Given problem »
Make an exact copy of each entry, leaving out every picture.

Working data »
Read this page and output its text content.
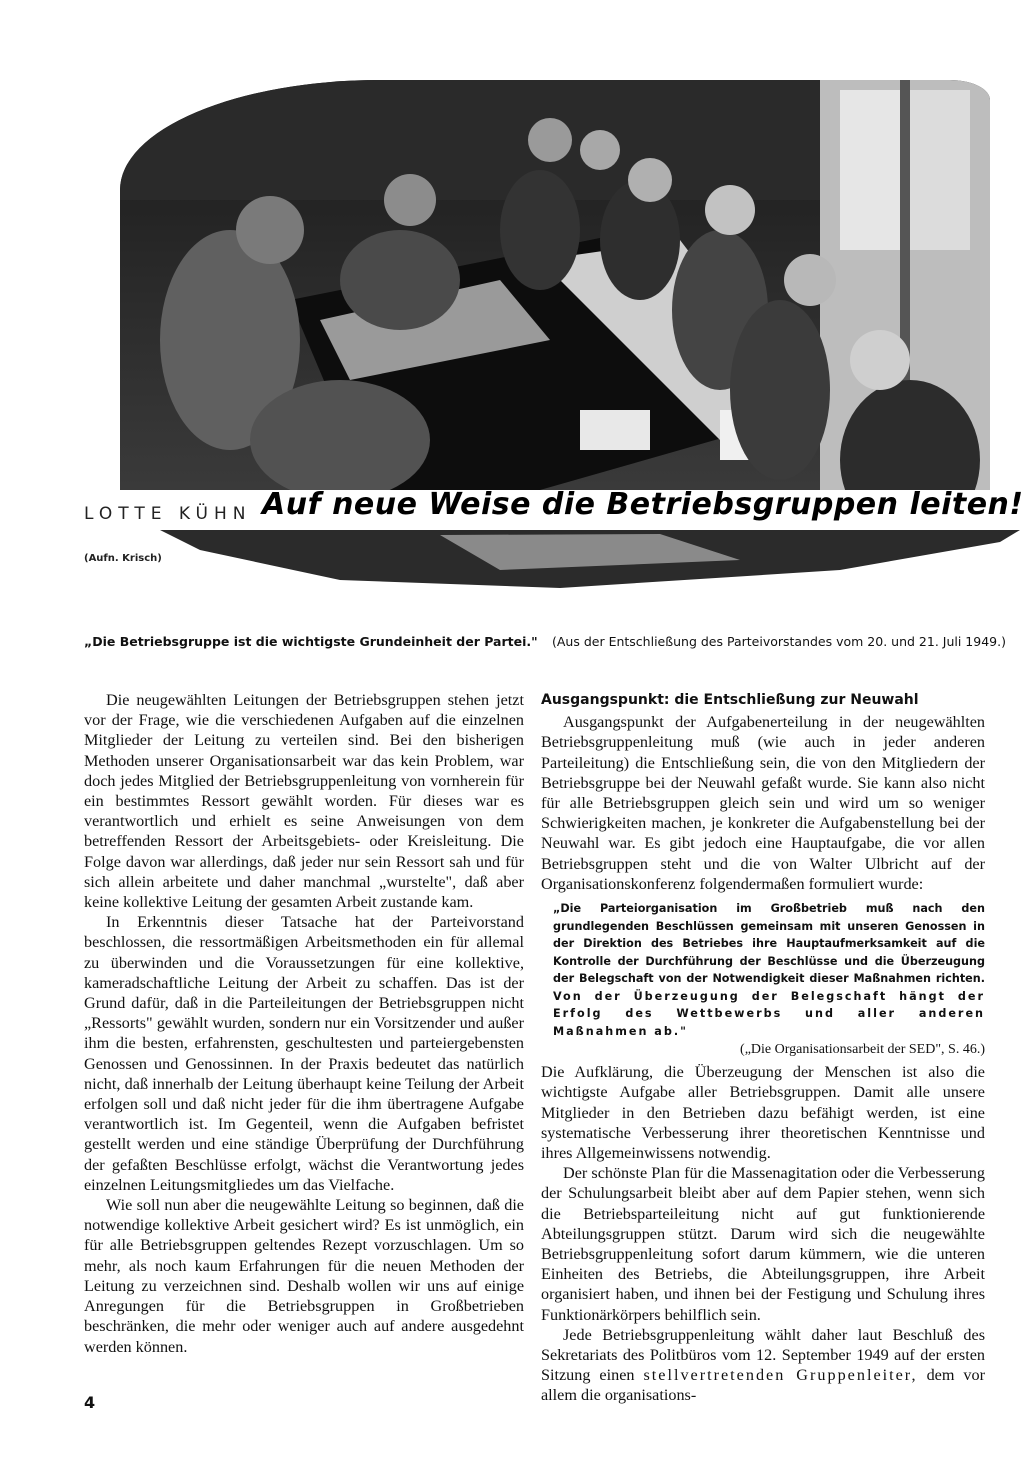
LOTTE KÜHN Auf neue Weise die Betriebsgruppen leiten!
(Aufn. Krisch)
„Die Betriebsgruppe ist die wichtigste Grundeinheit der Partei." (Aus der Entschließung des Parteivorstandes vom 20. und 21. Juli 1949.)

Die neugewählten Leitungen der Betriebsgruppen stehen jetzt vor der Frage, wie die verschiedenen Aufgaben auf die einzelnen Mitglieder der Leitung zu verteilen sind. Bei den bisherigen Methoden unserer Organisationsarbeit war das kein Problem, war doch jedes Mitglied der Betriebsgruppenleitung von vornherein für ein bestimmtes Ressort gewählt worden. Für dieses war es verantwortlich und erhielt es seine Anweisungen von dem betreffenden Ressort der Arbeitsgebiets- oder Kreisleitung. Die Folge davon war allerdings, daß jeder nur sein Ressort sah und für sich allein arbeitete und daher manchmal „wurstelte", daß aber keine kollektive Leitung der gesamten Arbeit zustande kam.

In Erkenntnis dieser Tatsache hat der Parteivorstand beschlossen, die ressortmäßigen Arbeitsmethoden ein für allemal zu überwinden und die Voraussetzungen für eine kollektive, kameradschaftliche Leitung der Arbeit zu schaffen. Das ist der Grund dafür, daß in die Parteileitungen der Betriebsgruppen nicht „Ressorts" gewählt wurden, sondern nur ein Vorsitzender und außer ihm die besten, erfahrensten, geschultesten und parteiergebensten Genossen und Genossinnen. In der Praxis bedeutet das natürlich nicht, daß innerhalb der Leitung überhaupt keine Teilung der Arbeit erfolgen soll und daß nicht jeder für die ihm übertragene Aufgabe verantwortlich ist. Im Gegenteil, wenn die Aufgaben befristet gestellt werden und eine ständige Überprüfung der Durchführung der gefaßten Beschlüsse erfolgt, wächst die Verantwortung jedes einzelnen Leitungsmitgliedes um das Vielfache.

Wie soll nun aber die neugewählte Leitung so beginnen, daß die notwendige kollektive Arbeit gesichert wird? Es ist unmöglich, ein für alle Betriebsgruppen geltendes Rezept vorzuschlagen. Um so mehr, als noch kaum Erfahrungen für die neuen Methoden der Leitung zu verzeichnen sind. Deshalb wollen wir uns auf einige Anregungen für die Betriebsgruppen in Großbetrieben beschränken, die mehr oder weniger auch auf andere ausgedehnt werden können.

Ausgangspunkt: die Entschließung zur Neuwahl

Ausgangspunkt der Aufgabenerteilung in der neugewählten Betriebsgruppenleitung muß (wie auch in jeder anderen Parteileitung) die Entschließung sein, die von den Mitgliedern der Betriebsgruppe bei der Neuwahl gefaßt wurde. Sie kann also nicht für alle Betriebsgruppen gleich sein und wird um so weniger Schwierigkeiten machen, je konkreter die Aufgabenstellung bei der Neuwahl war. Es gibt jedoch eine Hauptaufgabe, die vor allen Betriebsgruppen steht und die von Walter Ulbricht auf der Organisationskonferenz folgendermaßen formuliert wurde:

„Die Parteiorganisation im Großbetrieb muß nach den grundlegenden Beschlüssen gemeinsam mit unseren Genossen in der Direktion des Betriebes ihre Hauptaufmerksamkeit auf die Kontrolle der Durchführung der Beschlüsse und die Überzeugung der Belegschaft von der Notwendigkeit dieser Maßnahmen richten. Von der Überzeugung der Belegschaft hängt der Erfolg des Wettbewerbs und aller anderen Maßnahmen ab."
(„Die Organisationsarbeit der SED", S. 46.)

Die Aufklärung, die Überzeugung der Menschen ist also die wichtigste Aufgabe aller Betriebsgruppen. Damit alle unsere Mitglieder in den Betrieben dazu befähigt werden, ist eine systematische Verbesserung ihrer theoretischen Kenntnisse und ihres Allgemeinwissens notwendig.

Der schönste Plan für die Massenagitation oder die Verbesserung der Schulungsarbeit bleibt aber auf dem Papier stehen, wenn sich die Betriebsparteileitung nicht auf gut funktionierende Abteilungsgruppen stützt. Darum wird sich die neugewählte Betriebsgruppenleitung sofort darum kümmern, wie die unteren Einheiten des Betriebs, die Abteilungsgruppen, ihre Arbeit organisiert haben, und ihnen bei der Festigung und Schulung ihres Funktionärkörpers behilflich sein.

Jede Betriebsgruppenleitung wählt daher laut Beschluß des Sekretariats des Politbüros vom 12. September 1949 auf der ersten Sitzung einen stellvertretenden Gruppenleiter, dem vor allem die organisations-

4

The solution »
Read this page and output its text content.
LOTTE KÜHN Auf neue Weise die Betriebsgruppen leiten!
(Aufn. Krisch)
„Die Betriebsgruppe ist die wichtigste Grundeinheit der Partei." (Aus der Entschließung des Parteivorstandes vom 20. und 21. Juli 1949.)

Die neugewählten Leitungen der Betriebsgruppen stehen jetzt vor der Frage, wie die verschiedenen Aufgaben auf die einzelnen Mitglieder der Leitung zu verteilen sind. Bei den bisherigen Methoden unserer Organisationsarbeit war das kein Problem, war doch jedes Mitglied der Betriebsgruppenleitung von vornherein für ein bestimmtes Ressort gewählt worden. Für dieses war es verantwortlich und erhielt es seine Anweisungen von dem betreffenden Ressort der Arbeitsgebiets- oder Kreisleitung. Die Folge davon war allerdings, daß jeder nur sein Ressort sah und für sich allein arbeitete und daher manchmal „wurstelte", daß aber keine kollektive Leitung der gesamten Arbeit zustande kam.

In Erkenntnis dieser Tatsache hat der Parteivorstand beschlossen, die ressortmäßigen Arbeitsmethoden ein für allemal zu überwinden und die Voraussetzungen für eine kollektive, kameradschaftliche Leitung der Arbeit zu schaffen. Das ist der Grund dafür, daß in die Parteileitungen der Betriebsgruppen nicht „Ressorts" gewählt wurden, sondern nur ein Vorsitzender und außer ihm die besten, erfahrensten, geschultesten und parteiergebensten Genossen und Genossinnen. In der Praxis bedeutet das natürlich nicht, daß innerhalb der Leitung überhaupt keine Teilung der Arbeit erfolgen soll und daß nicht jeder für die ihm übertragene Aufgabe verantwortlich ist. Im Gegenteil, wenn die Aufgaben befristet gestellt werden und eine ständige Überprüfung der Durchführung der gefaßten Beschlüsse erfolgt, wächst die Verantwortung jedes einzelnen Leitungsmitgliedes um das Vielfache.

Wie soll nun aber die neugewählte Leitung so beginnen, daß die notwendige kollektive Arbeit gesichert wird? Es ist unmöglich, ein für alle Betriebsgruppen geltendes Rezept vorzuschlagen. Um so mehr, als noch kaum Erfahrungen für die neuen Methoden der Leitung zu verzeichnen sind. Deshalb wollen wir uns auf einige Anregungen für die Betriebsgruppen in Großbetrieben beschränken, die mehr oder weniger auch auf andere ausgedehnt werden können.

Ausgangspunkt: die Entschließung zur Neuwahl

Ausgangspunkt der Aufgabenerteilung in der neugewählten Betriebsgruppenleitung muß (wie auch in jeder anderen Parteileitung) die Entschließung sein, die von den Mitgliedern der Betriebsgruppe bei der Neuwahl gefaßt wurde. Sie kann also nicht für alle Betriebsgruppen gleich sein und wird um so weniger Schwierigkeiten machen, je konkreter die Aufgabenstellung bei der Neuwahl war. Es gibt jedoch eine Hauptaufgabe, die vor allen Betriebsgruppen steht und die von Walter Ulbricht auf der Organisationskonferenz folgendermaßen formuliert wurde:

„Die Parteiorganisation im Großbetrieb muß nach den grundlegenden Beschlüssen gemeinsam mit unseren Genossen in der Direktion des Betriebes ihre Hauptaufmerksamkeit auf die Kontrolle der Durchführung der Beschlüsse und die Überzeugung der Belegschaft von der Notwendigkeit dieser Maßnahmen richten. Von der Überzeugung der Belegschaft hängt der Erfolg des Wettbewerbs und aller anderen Maßnahmen ab."
(„Die Organisationsarbeit der SED", S. 46.)

Die Aufklärung, die Überzeugung der Menschen ist also die wichtigste Aufgabe aller Betriebsgruppen. Damit alle unsere Mitglieder in den Betrieben dazu befähigt werden, ist eine systematische Verbesserung ihrer theoretischen Kenntnisse und ihres Allgemeinwissens notwendig.

Der schönste Plan für die Massenagitation oder die Verbesserung der Schulungsarbeit bleibt aber auf dem Papier stehen, wenn sich die Betriebsparteileitung nicht auf gut funktionierende Abteilungsgruppen stützt. Darum wird sich die neugewählte Betriebsgruppenleitung sofort darum kümmern, wie die unteren Einheiten des Betriebs, die Abteilungsgruppen, ihre Arbeit organisiert haben, und ihnen bei der Festigung und Schulung ihres Funktionärkörpers behilflich sein.

Jede Betriebsgruppenleitung wählt daher laut Beschluß des Sekretariats des Politbüros vom 12. September 1949 auf der ersten Sitzung einen stellvertretenden Gruppenleiter, dem vor allem die organisations-

4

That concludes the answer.